* INPUT FOR THIS TASK
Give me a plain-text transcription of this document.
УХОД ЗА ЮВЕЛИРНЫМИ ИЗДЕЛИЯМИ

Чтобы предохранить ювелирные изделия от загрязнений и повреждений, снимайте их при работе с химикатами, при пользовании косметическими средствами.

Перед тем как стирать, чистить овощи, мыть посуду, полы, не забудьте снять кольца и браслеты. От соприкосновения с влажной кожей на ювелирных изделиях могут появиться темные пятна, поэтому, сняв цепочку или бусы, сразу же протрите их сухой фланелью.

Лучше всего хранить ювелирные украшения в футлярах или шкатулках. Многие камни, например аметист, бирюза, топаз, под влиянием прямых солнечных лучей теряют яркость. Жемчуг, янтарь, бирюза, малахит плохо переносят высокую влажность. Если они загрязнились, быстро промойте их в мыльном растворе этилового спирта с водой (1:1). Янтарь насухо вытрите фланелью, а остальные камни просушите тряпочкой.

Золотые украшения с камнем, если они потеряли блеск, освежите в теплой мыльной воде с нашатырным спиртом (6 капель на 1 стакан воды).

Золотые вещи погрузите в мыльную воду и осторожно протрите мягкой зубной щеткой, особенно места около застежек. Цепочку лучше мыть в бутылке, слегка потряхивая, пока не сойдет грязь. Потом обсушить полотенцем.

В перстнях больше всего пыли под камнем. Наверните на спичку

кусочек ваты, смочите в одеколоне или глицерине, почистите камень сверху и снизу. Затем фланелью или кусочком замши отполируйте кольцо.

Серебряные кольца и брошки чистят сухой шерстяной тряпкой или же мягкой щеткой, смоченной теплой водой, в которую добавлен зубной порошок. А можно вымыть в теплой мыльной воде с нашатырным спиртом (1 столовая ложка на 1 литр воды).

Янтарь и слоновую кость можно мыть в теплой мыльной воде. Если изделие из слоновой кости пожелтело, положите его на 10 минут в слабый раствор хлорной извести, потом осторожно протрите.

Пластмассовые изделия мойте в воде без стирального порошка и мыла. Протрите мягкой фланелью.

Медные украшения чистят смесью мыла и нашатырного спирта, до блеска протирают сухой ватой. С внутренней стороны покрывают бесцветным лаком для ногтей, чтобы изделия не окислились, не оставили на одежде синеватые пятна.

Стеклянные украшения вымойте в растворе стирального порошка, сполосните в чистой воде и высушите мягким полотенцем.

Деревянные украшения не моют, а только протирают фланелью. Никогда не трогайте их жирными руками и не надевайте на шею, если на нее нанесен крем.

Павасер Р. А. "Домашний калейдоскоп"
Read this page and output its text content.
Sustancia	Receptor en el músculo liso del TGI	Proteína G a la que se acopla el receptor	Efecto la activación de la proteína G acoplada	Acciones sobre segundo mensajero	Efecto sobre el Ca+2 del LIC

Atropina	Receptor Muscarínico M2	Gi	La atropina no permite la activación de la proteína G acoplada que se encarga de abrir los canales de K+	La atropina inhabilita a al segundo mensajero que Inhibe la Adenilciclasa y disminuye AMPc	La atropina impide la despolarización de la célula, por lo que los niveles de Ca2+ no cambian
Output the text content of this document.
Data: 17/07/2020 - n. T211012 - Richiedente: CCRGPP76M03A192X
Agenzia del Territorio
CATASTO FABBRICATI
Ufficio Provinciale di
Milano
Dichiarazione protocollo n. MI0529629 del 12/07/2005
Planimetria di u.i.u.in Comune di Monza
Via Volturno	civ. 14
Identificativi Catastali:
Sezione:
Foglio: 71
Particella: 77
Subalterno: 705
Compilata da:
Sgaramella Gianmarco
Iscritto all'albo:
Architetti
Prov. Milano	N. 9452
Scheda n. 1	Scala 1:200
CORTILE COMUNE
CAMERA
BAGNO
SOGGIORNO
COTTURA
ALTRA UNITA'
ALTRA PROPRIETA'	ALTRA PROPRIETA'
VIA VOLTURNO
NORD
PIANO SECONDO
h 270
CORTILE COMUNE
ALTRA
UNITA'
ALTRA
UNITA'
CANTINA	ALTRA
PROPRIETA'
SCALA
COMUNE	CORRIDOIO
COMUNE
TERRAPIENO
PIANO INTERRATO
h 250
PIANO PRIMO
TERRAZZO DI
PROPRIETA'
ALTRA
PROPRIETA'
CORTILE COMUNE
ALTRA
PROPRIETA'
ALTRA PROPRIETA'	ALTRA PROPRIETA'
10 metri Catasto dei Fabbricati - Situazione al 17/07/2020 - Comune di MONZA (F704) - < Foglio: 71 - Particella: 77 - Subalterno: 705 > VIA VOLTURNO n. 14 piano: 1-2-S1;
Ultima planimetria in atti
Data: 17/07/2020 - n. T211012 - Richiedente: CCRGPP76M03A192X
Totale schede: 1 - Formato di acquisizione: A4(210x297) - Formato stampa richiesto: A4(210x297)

* CHALLENGE
Extract the data in full. Keep it word for word.

* TASK OUTPUT
Give me a plain-text transcription of this document.
УХОД ЗА ЮВЕЛИРНЫМИ ИЗДЕЛИЯМИ

Чтобы предохранить ювелирные изделия от загрязнений и повреждений, снимайте их при работе с химикатами, при пользовании косметическими средствами.

Перед тем как стирать, чистить овощи, мыть посуду, полы, не забудьте снять кольца и браслеты. От соприкосновения с влажной кожей на ювелирных изделиях могут появиться темные пятна, поэтому, сняв цепочку или бусы, сразу же протрите их сухой фланелью.

Лучше всего хранить ювелирные украшения в футлярах или шкатулках. Многие камни, например аметист, бирюза, топаз, под влиянием прямых солнечных лучей теряют яркость. Жемчуг, янтарь, бирюза, малахит плохо переносят высокую влажность. Если они загрязнились, быстро промойте их в мыльном растворе этилового спирта с водой (1:1). Янтарь насухо вытрите фланелью, а остальные камни просушите тряпочкой.

Золотые украшения с камнем, если они потеряли блеск, освежите в теплой мыльной воде с нашатырным спиртом (6 капель на 1 стакан воды).

Золотые вещи погрузите в мыльную воду и осторожно протрите мягкой зубной щеткой, особенно места около застежек. Цепочку лучше мыть в бутылке, слегка потряхивая, пока не сойдет грязь. Потом обсушить полотенцем.

В перстнях больше всего пыли под камнем. Наверните на спичку

кусочек ваты, смочите в одеколоне или глицерине, почистите камень сверху и снизу. Затем фланелью или кусочком замши отполируйте кольцо.

Серебряные кольца и брошки чистят сухой шерстяной тряпкой или же мягкой щеткой, смоченной теплой водой, в которую добавлен зубной порошок. А можно вымыть в теплой мыльной воде с нашатырным спиртом (1 столовая ложка на 1 литр воды).

Янтарь и слоновую кость можно мыть в теплой мыльной воде. Если изделие из слоновой кости пожелтело, положите его на 10 минут в слабый раствор хлорной извести, потом осторожно протрите.

Пластмассовые изделия мойте в воде без стирального порошка и мыла. Протрите мягкой фланелью.

Медные украшения чистят смесью мыла и нашатырного спирта, до блеска протирают сухой ватой. С внутренней стороны покрывают бесцветным лаком для ногтей, чтобы изделия не окислились, не оставили на одежде синеватые пятна.

Стеклянные украшения вымойте в растворе стирального порошка, сполосните в чистой воде и высушите мягким полотенцем.

Деревянные украшения не моют, а только протирают фланелью. Никогда не трогайте их жирными руками и не надевайте на шею, если на нее нанесен крем.

Павасер Р. А. "Домашний калейдоскоп"
Read this page and output its text content.
Sustancia	Receptor en el músculo liso del TGI	Proteína G a la que se acopla el receptor	Efecto la activación de la proteína G acoplada	Acciones sobre segundo mensajero	Efecto sobre el Ca+2 del LIC

Atropina	Receptor Muscarínico M2	Gi	La atropina no permite la activación de la proteína G acoplada que se encarga de abrir los canales de K+	La atropina inhabilita a al segundo mensajero que Inhibe la Adenilciclasa y disminuye AMPc	La atropina impide la despolarización de la célula, por lo que los niveles de Ca2+ no cambian
Output the text content of this document.
Data: 17/07/2020 - n. T211012 - Richiedente: CCRGPP76M03A192X
Agenzia del Territorio
CATASTO FABBRICATI
Ufficio Provinciale di
Milano
Dichiarazione protocollo n. MI0529629 del 12/07/2005
Planimetria di u.i.u.in Comune di Monza
Via Volturno	civ. 14
Identificativi Catastali:
Sezione:
Foglio: 71
Particella: 77
Subalterno: 705
Compilata da:
Sgaramella Gianmarco
Iscritto all'albo:
Architetti
Prov. Milano	N. 9452
Scheda n. 1	Scala 1:200
CORTILE COMUNE
CAMERA
BAGNO
SOGGIORNO
COTTURA
ALTRA UNITA'
ALTRA PROPRIETA'	ALTRA PROPRIETA'
VIA VOLTURNO
NORD
PIANO SECONDO
h 270
CORTILE COMUNE
ALTRA
UNITA'
ALTRA
UNITA'
CANTINA	ALTRA
PROPRIETA'
SCALA
COMUNE	CORRIDOIO
COMUNE
TERRAPIENO
PIANO INTERRATO
h 250
PIANO PRIMO
TERRAZZO DI
PROPRIETA'
ALTRA
PROPRIETA'
CORTILE COMUNE
ALTRA
PROPRIETA'
ALTRA PROPRIETA'	ALTRA PROPRIETA'
10 metri Catasto dei Fabbricati - Situazione al 17/07/2020 - Comune di MONZA (F704) - < Foglio: 71 - Particella: 77 - Subalterno: 705 > VIA VOLTURNO n. 14 piano: 1-2-S1;
Ultima planimetria in atti
Data: 17/07/2020 - n. T211012 - Richiedente: CCRGPP76M03A192X
Totale schede: 1 - Formato di acquisizione: A4(210x297) - Formato stampa richiesto: A4(210x297)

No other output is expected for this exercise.